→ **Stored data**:
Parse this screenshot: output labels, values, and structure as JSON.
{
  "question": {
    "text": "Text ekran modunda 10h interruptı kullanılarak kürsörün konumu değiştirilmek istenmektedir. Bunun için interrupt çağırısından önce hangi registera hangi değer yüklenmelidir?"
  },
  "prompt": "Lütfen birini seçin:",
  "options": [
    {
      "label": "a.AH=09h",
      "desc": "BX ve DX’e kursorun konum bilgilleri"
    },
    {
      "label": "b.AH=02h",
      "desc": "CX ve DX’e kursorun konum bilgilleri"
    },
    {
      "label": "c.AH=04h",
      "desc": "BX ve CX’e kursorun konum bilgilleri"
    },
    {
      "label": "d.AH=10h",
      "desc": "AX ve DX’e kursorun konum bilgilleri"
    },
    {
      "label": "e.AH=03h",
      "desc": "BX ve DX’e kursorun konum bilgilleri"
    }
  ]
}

→ **Problem requirements**:
Return each full line of the entries that contains the word "kursorun".

→ **Task answer**:
      "desc": "BX ve DX’e kursorun konum bilgilleri"
      "desc": "CX ve DX’e kursorun konum bilgilleri"
      "desc": "BX ve CX’e kursorun konum bilgilleri"
      "desc": "AX ve DX’e kursorun konum bilgilleri"
      "desc": "BX ve DX’e kursorun konum bilgilleri"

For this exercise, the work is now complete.